YOUR INSTRUCTIONS: The records below are to be transcribed in full, exactly as given.

INPUT:
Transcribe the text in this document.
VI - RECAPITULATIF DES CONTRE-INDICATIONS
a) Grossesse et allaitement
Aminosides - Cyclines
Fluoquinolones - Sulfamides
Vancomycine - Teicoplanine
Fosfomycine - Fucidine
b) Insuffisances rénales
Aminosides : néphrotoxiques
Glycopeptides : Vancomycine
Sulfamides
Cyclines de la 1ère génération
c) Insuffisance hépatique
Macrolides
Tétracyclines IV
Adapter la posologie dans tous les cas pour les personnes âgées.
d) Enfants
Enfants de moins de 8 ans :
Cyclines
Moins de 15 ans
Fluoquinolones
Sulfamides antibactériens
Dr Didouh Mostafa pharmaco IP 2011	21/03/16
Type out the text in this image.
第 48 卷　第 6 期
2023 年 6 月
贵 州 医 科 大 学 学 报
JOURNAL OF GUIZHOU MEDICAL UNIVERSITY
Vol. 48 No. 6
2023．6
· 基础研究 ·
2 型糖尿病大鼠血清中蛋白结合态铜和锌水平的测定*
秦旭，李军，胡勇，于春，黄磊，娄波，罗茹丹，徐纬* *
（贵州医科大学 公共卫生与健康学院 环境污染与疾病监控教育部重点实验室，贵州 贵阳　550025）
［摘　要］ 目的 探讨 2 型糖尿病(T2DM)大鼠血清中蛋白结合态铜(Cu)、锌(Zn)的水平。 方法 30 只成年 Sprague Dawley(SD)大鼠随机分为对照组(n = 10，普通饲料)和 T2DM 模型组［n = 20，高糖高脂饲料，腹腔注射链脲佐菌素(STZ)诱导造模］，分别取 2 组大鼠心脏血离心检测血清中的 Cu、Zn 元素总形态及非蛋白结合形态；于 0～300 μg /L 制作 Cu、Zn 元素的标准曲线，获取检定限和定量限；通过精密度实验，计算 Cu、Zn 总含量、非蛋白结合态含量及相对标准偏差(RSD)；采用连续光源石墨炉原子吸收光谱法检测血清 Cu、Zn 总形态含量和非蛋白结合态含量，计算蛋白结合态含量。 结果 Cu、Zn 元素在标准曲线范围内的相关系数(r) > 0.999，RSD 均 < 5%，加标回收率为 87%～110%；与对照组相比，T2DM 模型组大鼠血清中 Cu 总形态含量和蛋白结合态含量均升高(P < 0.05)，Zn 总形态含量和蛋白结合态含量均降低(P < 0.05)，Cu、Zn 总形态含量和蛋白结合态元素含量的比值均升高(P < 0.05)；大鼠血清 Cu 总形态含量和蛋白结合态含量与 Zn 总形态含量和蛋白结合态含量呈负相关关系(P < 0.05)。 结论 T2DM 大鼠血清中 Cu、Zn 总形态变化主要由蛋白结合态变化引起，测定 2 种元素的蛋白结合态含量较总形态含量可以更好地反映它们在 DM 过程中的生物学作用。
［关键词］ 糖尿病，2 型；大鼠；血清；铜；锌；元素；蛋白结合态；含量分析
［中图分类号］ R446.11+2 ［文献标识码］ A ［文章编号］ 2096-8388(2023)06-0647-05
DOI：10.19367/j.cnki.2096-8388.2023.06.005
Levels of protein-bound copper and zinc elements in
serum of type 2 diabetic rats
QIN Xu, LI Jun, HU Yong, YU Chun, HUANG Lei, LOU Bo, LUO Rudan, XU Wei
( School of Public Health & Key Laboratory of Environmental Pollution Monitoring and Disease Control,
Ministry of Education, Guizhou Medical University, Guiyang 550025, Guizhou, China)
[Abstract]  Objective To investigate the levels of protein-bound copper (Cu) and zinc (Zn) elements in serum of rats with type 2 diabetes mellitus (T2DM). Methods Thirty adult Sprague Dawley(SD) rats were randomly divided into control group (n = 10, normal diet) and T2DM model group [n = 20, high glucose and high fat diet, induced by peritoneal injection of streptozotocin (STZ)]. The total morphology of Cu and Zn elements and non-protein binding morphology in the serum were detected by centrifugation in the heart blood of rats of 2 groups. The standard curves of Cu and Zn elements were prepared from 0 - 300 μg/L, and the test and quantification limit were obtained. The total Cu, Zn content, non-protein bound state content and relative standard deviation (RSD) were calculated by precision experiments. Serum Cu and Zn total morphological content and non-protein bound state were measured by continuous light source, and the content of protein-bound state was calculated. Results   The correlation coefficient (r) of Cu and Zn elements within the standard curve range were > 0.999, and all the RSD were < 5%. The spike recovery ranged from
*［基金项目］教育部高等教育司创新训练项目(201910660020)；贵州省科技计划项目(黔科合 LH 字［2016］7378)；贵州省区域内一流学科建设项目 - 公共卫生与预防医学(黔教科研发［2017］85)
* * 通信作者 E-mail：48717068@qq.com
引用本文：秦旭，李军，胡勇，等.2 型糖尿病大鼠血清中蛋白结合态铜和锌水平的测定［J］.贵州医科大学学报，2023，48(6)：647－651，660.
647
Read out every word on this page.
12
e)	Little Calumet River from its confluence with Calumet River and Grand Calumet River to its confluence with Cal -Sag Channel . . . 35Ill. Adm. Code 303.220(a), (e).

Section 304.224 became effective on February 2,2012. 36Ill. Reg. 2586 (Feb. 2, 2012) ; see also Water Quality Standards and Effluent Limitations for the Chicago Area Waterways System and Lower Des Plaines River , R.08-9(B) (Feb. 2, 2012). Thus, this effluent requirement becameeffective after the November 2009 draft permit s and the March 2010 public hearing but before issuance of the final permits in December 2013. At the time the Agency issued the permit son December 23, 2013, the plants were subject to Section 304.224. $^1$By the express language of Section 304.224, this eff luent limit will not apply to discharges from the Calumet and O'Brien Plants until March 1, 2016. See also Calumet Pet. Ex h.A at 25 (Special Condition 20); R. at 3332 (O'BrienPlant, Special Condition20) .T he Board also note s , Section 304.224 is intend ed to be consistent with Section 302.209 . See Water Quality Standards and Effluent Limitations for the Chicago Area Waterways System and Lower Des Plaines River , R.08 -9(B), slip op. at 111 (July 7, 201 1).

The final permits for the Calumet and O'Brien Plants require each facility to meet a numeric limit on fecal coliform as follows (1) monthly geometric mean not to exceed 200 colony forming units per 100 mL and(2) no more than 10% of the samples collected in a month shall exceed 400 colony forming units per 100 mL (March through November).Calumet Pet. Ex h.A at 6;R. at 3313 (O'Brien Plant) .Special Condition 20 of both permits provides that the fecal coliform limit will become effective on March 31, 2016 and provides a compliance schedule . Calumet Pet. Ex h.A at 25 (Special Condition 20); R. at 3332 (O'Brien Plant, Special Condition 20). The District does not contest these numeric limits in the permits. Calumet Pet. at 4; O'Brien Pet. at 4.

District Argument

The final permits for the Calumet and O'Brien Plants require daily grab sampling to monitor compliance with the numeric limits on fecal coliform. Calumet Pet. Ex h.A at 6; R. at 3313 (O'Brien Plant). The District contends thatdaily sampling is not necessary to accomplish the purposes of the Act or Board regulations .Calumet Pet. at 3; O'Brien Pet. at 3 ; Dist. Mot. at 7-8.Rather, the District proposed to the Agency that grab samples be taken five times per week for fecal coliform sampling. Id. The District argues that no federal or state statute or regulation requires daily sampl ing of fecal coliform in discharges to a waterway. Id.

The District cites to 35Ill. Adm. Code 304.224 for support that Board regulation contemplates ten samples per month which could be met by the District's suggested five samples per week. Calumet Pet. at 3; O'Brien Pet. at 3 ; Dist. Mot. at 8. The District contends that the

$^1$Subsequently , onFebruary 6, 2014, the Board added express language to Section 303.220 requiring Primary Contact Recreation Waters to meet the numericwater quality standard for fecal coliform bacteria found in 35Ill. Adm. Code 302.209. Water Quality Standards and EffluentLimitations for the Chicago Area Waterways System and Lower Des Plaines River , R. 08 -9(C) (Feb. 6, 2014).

EXERCISE ANSWER:
Transcribe the text in this document.
VI - RECAPITULATIF DES CONTRE-INDICATIONS
a) Grossesse et allaitement
Aminosides - Cyclines
Fluoquinolones - Sulfamides
Vancomycine - Teicoplanine
Fosfomycine - Fucidine
b) Insuffisances rénales
Aminosides : néphrotoxiques
Glycopeptides : Vancomycine
Sulfamides
Cyclines de la 1ère génération
c) Insuffisance hépatique
Macrolides
Tétracyclines IV
Adapter la posologie dans tous les cas pour les personnes âgées.
d) Enfants
Enfants de moins de 8 ans :
Cyclines
Moins de 15 ans
Fluoquinolones
Sulfamides antibactériens
Dr Didouh Mostafa pharmaco IP 2011	21/03/16
Type out the text in this image.
第 48 卷　第 6 期
2023 年 6 月
贵 州 医 科 大 学 学 报
JOURNAL OF GUIZHOU MEDICAL UNIVERSITY
Vol. 48 No. 6
2023．6
· 基础研究 ·
2 型糖尿病大鼠血清中蛋白结合态铜和锌水平的测定*
秦旭，李军，胡勇，于春，黄磊，娄波，罗茹丹，徐纬* *
（贵州医科大学 公共卫生与健康学院 环境污染与疾病监控教育部重点实验室，贵州 贵阳　550025）
［摘　要］ 目的 探讨 2 型糖尿病(T2DM)大鼠血清中蛋白结合态铜(Cu)、锌(Zn)的水平。 方法 30 只成年 Sprague Dawley(SD)大鼠随机分为对照组(n = 10，普通饲料)和 T2DM 模型组［n = 20，高糖高脂饲料，腹腔注射链脲佐菌素(STZ)诱导造模］，分别取 2 组大鼠心脏血离心检测血清中的 Cu、Zn 元素总形态及非蛋白结合形态；于 0～300 μg /L 制作 Cu、Zn 元素的标准曲线，获取检定限和定量限；通过精密度实验，计算 Cu、Zn 总含量、非蛋白结合态含量及相对标准偏差(RSD)；采用连续光源石墨炉原子吸收光谱法检测血清 Cu、Zn 总形态含量和非蛋白结合态含量，计算蛋白结合态含量。 结果 Cu、Zn 元素在标准曲线范围内的相关系数(r) > 0.999，RSD 均 < 5%，加标回收率为 87%～110%；与对照组相比，T2DM 模型组大鼠血清中 Cu 总形态含量和蛋白结合态含量均升高(P < 0.05)，Zn 总形态含量和蛋白结合态含量均降低(P < 0.05)，Cu、Zn 总形态含量和蛋白结合态元素含量的比值均升高(P < 0.05)；大鼠血清 Cu 总形态含量和蛋白结合态含量与 Zn 总形态含量和蛋白结合态含量呈负相关关系(P < 0.05)。 结论 T2DM 大鼠血清中 Cu、Zn 总形态变化主要由蛋白结合态变化引起，测定 2 种元素的蛋白结合态含量较总形态含量可以更好地反映它们在 DM 过程中的生物学作用。
［关键词］ 糖尿病，2 型；大鼠；血清；铜；锌；元素；蛋白结合态；含量分析
［中图分类号］ R446.11+2 ［文献标识码］ A ［文章编号］ 2096-8388(2023)06-0647-05
DOI：10.19367/j.cnki.2096-8388.2023.06.005
Levels of protein-bound copper and zinc elements in
serum of type 2 diabetic rats
QIN Xu, LI Jun, HU Yong, YU Chun, HUANG Lei, LOU Bo, LUO Rudan, XU Wei
( School of Public Health & Key Laboratory of Environmental Pollution Monitoring and Disease Control,
Ministry of Education, Guizhou Medical University, Guiyang 550025, Guizhou, China)
[Abstract]  Objective To investigate the levels of protein-bound copper (Cu) and zinc (Zn) elements in serum of rats with type 2 diabetes mellitus (T2DM). Methods Thirty adult Sprague Dawley(SD) rats were randomly divided into control group (n = 10, normal diet) and T2DM model group [n = 20, high glucose and high fat diet, induced by peritoneal injection of streptozotocin (STZ)]. The total morphology of Cu and Zn elements and non-protein binding morphology in the serum were detected by centrifugation in the heart blood of rats of 2 groups. The standard curves of Cu and Zn elements were prepared from 0 - 300 μg/L, and the test and quantification limit were obtained. The total Cu, Zn content, non-protein bound state content and relative standard deviation (RSD) were calculated by precision experiments. Serum Cu and Zn total morphological content and non-protein bound state were measured by continuous light source, and the content of protein-bound state was calculated. Results   The correlation coefficient (r) of Cu and Zn elements within the standard curve range were > 0.999, and all the RSD were < 5%. The spike recovery ranged from
*［基金项目］教育部高等教育司创新训练项目(201910660020)；贵州省科技计划项目(黔科合 LH 字［2016］7378)；贵州省区域内一流学科建设项目 - 公共卫生与预防医学(黔教科研发［2017］85)
* * 通信作者 E-mail：48717068@qq.com
引用本文：秦旭，李军，胡勇，等.2 型糖尿病大鼠血清中蛋白结合态铜和锌水平的测定［J］.贵州医科大学学报，2023，48(6)：647－651，660.
647
Read out every word on this page.
12
e)	Little Calumet River from its confluence with Calumet River and Grand Calumet River to its confluence with Cal -Sag Channel . . . 35Ill. Adm. Code 303.220(a), (e).

Section 304.224 became effective on February 2,2012. 36Ill. Reg. 2586 (Feb. 2, 2012) ; see also Water Quality Standards and Effluent Limitations for the Chicago Area Waterways System and Lower Des Plaines River , R.08-9(B) (Feb. 2, 2012). Thus, this effluent requirement becameeffective after the November 2009 draft permit s and the March 2010 public hearing but before issuance of the final permits in December 2013. At the time the Agency issued the permit son December 23, 2013, the plants were subject to Section 304.224. $^1$By the express language of Section 304.224, this eff luent limit will not apply to discharges from the Calumet and O'Brien Plants until March 1, 2016. See also Calumet Pet. Ex h.A at 25 (Special Condition 20); R. at 3332 (O'BrienPlant, Special Condition20) .T he Board also note s , Section 304.224 is intend ed to be consistent with Section 302.209 . See Water Quality Standards and Effluent Limitations for the Chicago Area Waterways System and Lower Des Plaines River , R.08 -9(B), slip op. at 111 (July 7, 201 1).

The final permits for the Calumet and O'Brien Plants require each facility to meet a numeric limit on fecal coliform as follows (1) monthly geometric mean not to exceed 200 colony forming units per 100 mL and(2) no more than 10% of the samples collected in a month shall exceed 400 colony forming units per 100 mL (March through November).Calumet Pet. Ex h.A at 6;R. at 3313 (O'Brien Plant) .Special Condition 20 of both permits provides that the fecal coliform limit will become effective on March 31, 2016 and provides a compliance schedule . Calumet Pet. Ex h.A at 25 (Special Condition 20); R. at 3332 (O'Brien Plant, Special Condition 20). The District does not contest these numeric limits in the permits. Calumet Pet. at 4; O'Brien Pet. at 4.

District Argument

The final permits for the Calumet and O'Brien Plants require daily grab sampling to monitor compliance with the numeric limits on fecal coliform. Calumet Pet. Ex h.A at 6; R. at 3313 (O'Brien Plant). The District contends thatdaily sampling is not necessary to accomplish the purposes of the Act or Board regulations .Calumet Pet. at 3; O'Brien Pet. at 3 ; Dist. Mot. at 7-8.Rather, the District proposed to the Agency that grab samples be taken five times per week for fecal coliform sampling. Id. The District argues that no federal or state statute or regulation requires daily sampl ing of fecal coliform in discharges to a waterway. Id.

The District cites to 35Ill. Adm. Code 304.224 for support that Board regulation contemplates ten samples per month which could be met by the District's suggested five samples per week. Calumet Pet. at 3; O'Brien Pet. at 3 ; Dist. Mot. at 8. The District contends that the

$^1$Subsequently , onFebruary 6, 2014, the Board added express language to Section 303.220 requiring Primary Contact Recreation Waters to meet the numericwater quality standard for fecal coliform bacteria found in 35Ill. Adm. Code 302.209. Water Quality Standards and EffluentLimitations for the Chicago Area Waterways System and Lower Des Plaines River , R. 08 -9(C) (Feb. 6, 2014).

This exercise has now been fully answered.